-- start of Information supplied --
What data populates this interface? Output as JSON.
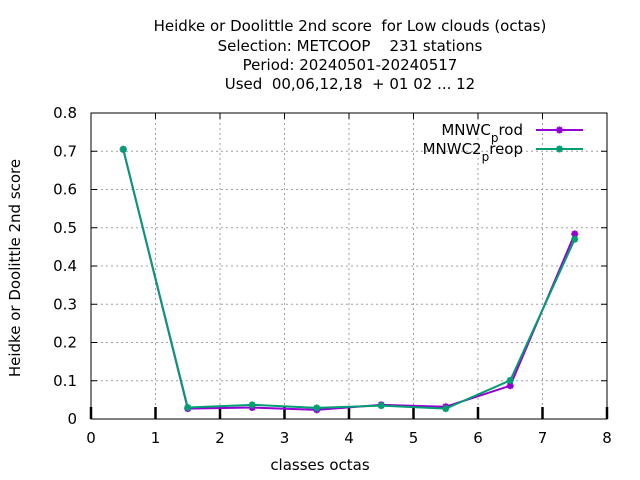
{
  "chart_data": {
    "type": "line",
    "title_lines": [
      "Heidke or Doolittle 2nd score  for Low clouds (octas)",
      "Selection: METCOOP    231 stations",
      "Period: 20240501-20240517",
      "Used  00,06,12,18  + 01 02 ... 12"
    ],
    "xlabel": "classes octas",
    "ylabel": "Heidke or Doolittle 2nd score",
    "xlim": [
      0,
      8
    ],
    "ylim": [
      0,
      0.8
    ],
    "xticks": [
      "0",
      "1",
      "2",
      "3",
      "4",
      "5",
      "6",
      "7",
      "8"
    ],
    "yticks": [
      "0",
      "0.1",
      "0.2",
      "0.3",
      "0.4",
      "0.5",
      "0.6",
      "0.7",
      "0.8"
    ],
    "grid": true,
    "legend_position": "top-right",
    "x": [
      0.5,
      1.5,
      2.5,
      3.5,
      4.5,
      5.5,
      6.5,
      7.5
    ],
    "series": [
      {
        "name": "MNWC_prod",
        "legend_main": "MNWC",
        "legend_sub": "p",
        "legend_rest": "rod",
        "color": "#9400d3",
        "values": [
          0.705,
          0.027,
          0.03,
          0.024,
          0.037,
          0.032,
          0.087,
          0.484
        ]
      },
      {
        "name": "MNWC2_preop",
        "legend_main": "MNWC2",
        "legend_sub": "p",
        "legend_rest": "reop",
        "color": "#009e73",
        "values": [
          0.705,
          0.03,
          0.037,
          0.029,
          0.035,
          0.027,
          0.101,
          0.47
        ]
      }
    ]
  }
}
-- end of Information supplied --
Which lines in the listing above hold the word "octas"? Show each of them.

[Output for this task]
      "Heidke or Doolittle 2nd score  for Low clouds (octas)",
    "xlabel": "classes octas",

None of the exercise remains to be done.